WHAT THE TASK REQUIRES: Write the records out again exactly, leaving no images in.

══ DATA SUPPLIED

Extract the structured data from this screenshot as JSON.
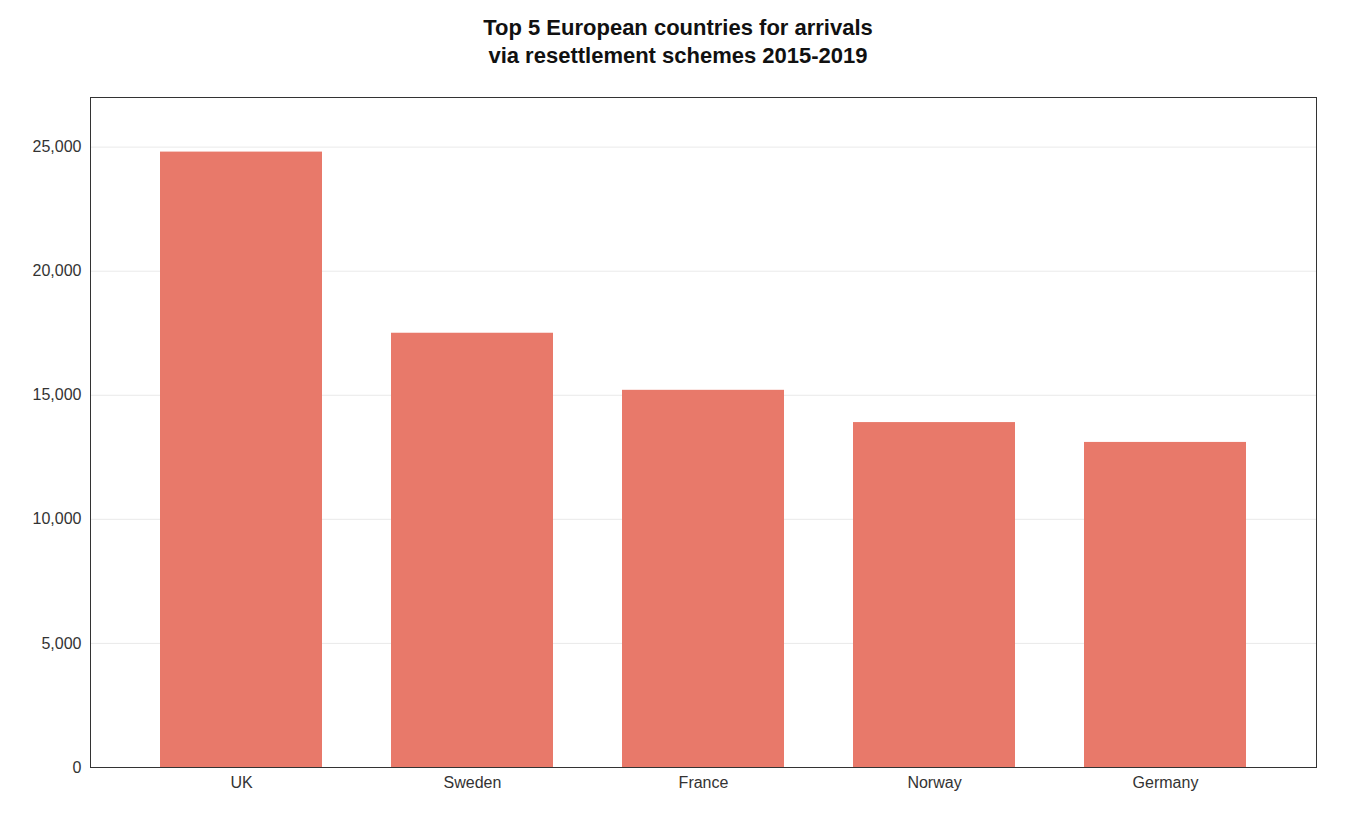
{
  "chart_data": {
    "type": "bar",
    "title": "Top 5 European countries for arrivals\nvia resettlement schemes 2015-2019",
    "categories": [
      "UK",
      "Sweden",
      "France",
      "Norway",
      "Germany"
    ],
    "values": [
      24800,
      17500,
      15200,
      13900,
      13100
    ],
    "color": "#E8796A",
    "ylim": [
      0,
      27000
    ],
    "yticks": [
      0,
      {
        "value": 5000,
        "label": "5,000"
      },
      {
        "value": 10000,
        "label": "10,000"
      },
      {
        "value": 15000,
        "label": "15,000"
      },
      {
        "value": 20000,
        "label": "20,000"
      },
      {
        "value": 25000,
        "label": "25,000"
      }
    ],
    "grid": true
  }
}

════

WRITTEN ANSWER:
Extract the structured data from this screenshot as JSON.
{
  "chart_data": {
    "type": "bar",
    "title": "Top 5 European countries for arrivals\nvia resettlement schemes 2015-2019",
    "categories": [
      "UK",
      "Sweden",
      "France",
      "Norway",
      "Germany"
    ],
    "values": [
      24800,
      17500,
      15200,
      13900,
      13100
    ],
    "color": "#E8796A",
    "ylim": [
      0,
      27000
    ],
    "yticks": [
      0,
      {
        "value": 5000,
        "label": "5,000"
      },
      {
        "value": 10000,
        "label": "10,000"
      },
      {
        "value": 15000,
        "label": "15,000"
      },
      {
        "value": 20000,
        "label": "20,000"
      },
      {
        "value": 25000,
        "label": "25,000"
      }
    ],
    "grid": true
  }
}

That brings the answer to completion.